INPUT MATERIAL

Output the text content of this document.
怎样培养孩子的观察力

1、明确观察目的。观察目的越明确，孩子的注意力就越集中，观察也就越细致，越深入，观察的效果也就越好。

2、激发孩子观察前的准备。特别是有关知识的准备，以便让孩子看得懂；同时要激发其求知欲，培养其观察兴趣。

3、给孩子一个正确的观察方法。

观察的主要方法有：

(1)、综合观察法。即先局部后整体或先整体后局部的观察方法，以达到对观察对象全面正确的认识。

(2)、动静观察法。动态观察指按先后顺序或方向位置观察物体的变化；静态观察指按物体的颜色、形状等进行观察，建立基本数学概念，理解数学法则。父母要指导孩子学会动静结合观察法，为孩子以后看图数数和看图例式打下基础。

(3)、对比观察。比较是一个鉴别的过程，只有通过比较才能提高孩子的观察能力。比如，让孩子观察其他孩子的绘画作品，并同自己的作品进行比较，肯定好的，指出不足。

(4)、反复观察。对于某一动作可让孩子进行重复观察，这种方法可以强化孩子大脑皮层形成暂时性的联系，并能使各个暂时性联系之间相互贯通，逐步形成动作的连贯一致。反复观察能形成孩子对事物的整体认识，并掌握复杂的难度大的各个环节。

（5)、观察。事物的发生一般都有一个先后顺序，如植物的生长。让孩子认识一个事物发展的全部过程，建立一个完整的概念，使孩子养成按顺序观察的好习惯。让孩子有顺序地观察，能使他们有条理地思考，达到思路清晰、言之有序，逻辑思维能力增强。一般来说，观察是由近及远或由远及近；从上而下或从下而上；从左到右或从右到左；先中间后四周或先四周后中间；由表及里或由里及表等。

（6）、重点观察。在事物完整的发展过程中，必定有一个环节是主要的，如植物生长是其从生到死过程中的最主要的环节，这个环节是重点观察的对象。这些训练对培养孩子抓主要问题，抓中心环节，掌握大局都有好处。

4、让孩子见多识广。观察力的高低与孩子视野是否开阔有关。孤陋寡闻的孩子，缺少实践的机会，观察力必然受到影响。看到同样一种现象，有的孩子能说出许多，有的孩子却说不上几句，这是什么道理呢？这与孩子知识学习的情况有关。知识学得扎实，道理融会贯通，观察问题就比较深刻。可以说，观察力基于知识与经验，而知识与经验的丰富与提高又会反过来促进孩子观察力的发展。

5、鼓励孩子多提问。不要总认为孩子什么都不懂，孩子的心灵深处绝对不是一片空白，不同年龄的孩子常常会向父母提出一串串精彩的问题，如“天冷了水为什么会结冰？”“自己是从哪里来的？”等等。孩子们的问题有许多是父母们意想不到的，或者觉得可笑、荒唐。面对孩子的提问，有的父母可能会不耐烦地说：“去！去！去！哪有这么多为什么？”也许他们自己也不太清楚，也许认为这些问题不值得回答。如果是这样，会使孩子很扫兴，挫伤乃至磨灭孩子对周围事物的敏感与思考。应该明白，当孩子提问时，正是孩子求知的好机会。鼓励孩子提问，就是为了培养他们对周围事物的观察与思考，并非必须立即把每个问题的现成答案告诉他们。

EXERCISE DIRECTIONS
Reproduce the entries above exactly.

EXERCISE ANSWER
Output the text content of this document.
怎样培养孩子的观察力

1、明确观察目的。观察目的越明确，孩子的注意力就越集中，观察也就越细致，越深入，观察的效果也就越好。

2、激发孩子观察前的准备。特别是有关知识的准备，以便让孩子看得懂；同时要激发其求知欲，培养其观察兴趣。

3、给孩子一个正确的观察方法。

观察的主要方法有：

(1)、综合观察法。即先局部后整体或先整体后局部的观察方法，以达到对观察对象全面正确的认识。

(2)、动静观察法。动态观察指按先后顺序或方向位置观察物体的变化；静态观察指按物体的颜色、形状等进行观察，建立基本数学概念，理解数学法则。父母要指导孩子学会动静结合观察法，为孩子以后看图数数和看图例式打下基础。

(3)、对比观察。比较是一个鉴别的过程，只有通过比较才能提高孩子的观察能力。比如，让孩子观察其他孩子的绘画作品，并同自己的作品进行比较，肯定好的，指出不足。

(4)、反复观察。对于某一动作可让孩子进行重复观察，这种方法可以强化孩子大脑皮层形成暂时性的联系，并能使各个暂时性联系之间相互贯通，逐步形成动作的连贯一致。反复观察能形成孩子对事物的整体认识，并掌握复杂的难度大的各个环节。

（5)、观察。事物的发生一般都有一个先后顺序，如植物的生长。让孩子认识一个事物发展的全部过程，建立一个完整的概念，使孩子养成按顺序观察的好习惯。让孩子有顺序地观察，能使他们有条理地思考，达到思路清晰、言之有序，逻辑思维能力增强。一般来说，观察是由近及远或由远及近；从上而下或从下而上；从左到右或从右到左；先中间后四周或先四周后中间；由表及里或由里及表等。

（6）、重点观察。在事物完整的发展过程中，必定有一个环节是主要的，如植物生长是其从生到死过程中的最主要的环节，这个环节是重点观察的对象。这些训练对培养孩子抓主要问题，抓中心环节，掌握大局都有好处。

4、让孩子见多识广。观察力的高低与孩子视野是否开阔有关。孤陋寡闻的孩子，缺少实践的机会，观察力必然受到影响。看到同样一种现象，有的孩子能说出许多，有的孩子却说不上几句，这是什么道理呢？这与孩子知识学习的情况有关。知识学得扎实，道理融会贯通，观察问题就比较深刻。可以说，观察力基于知识与经验，而知识与经验的丰富与提高又会反过来促进孩子观察力的发展。

5、鼓励孩子多提问。不要总认为孩子什么都不懂，孩子的心灵深处绝对不是一片空白，不同年龄的孩子常常会向父母提出一串串精彩的问题，如“天冷了水为什么会结冰？”“自己是从哪里来的？”等等。孩子们的问题有许多是父母们意想不到的，或者觉得可笑、荒唐。面对孩子的提问，有的父母可能会不耐烦地说：“去！去！去！哪有这么多为什么？”也许他们自己也不太清楚，也许认为这些问题不值得回答。如果是这样，会使孩子很扫兴，挫伤乃至磨灭孩子对周围事物的敏感与思考。应该明白，当孩子提问时，正是孩子求知的好机会。鼓励孩子提问，就是为了培养他们对周围事物的观察与思考，并非必须立即把每个问题的现成答案告诉他们。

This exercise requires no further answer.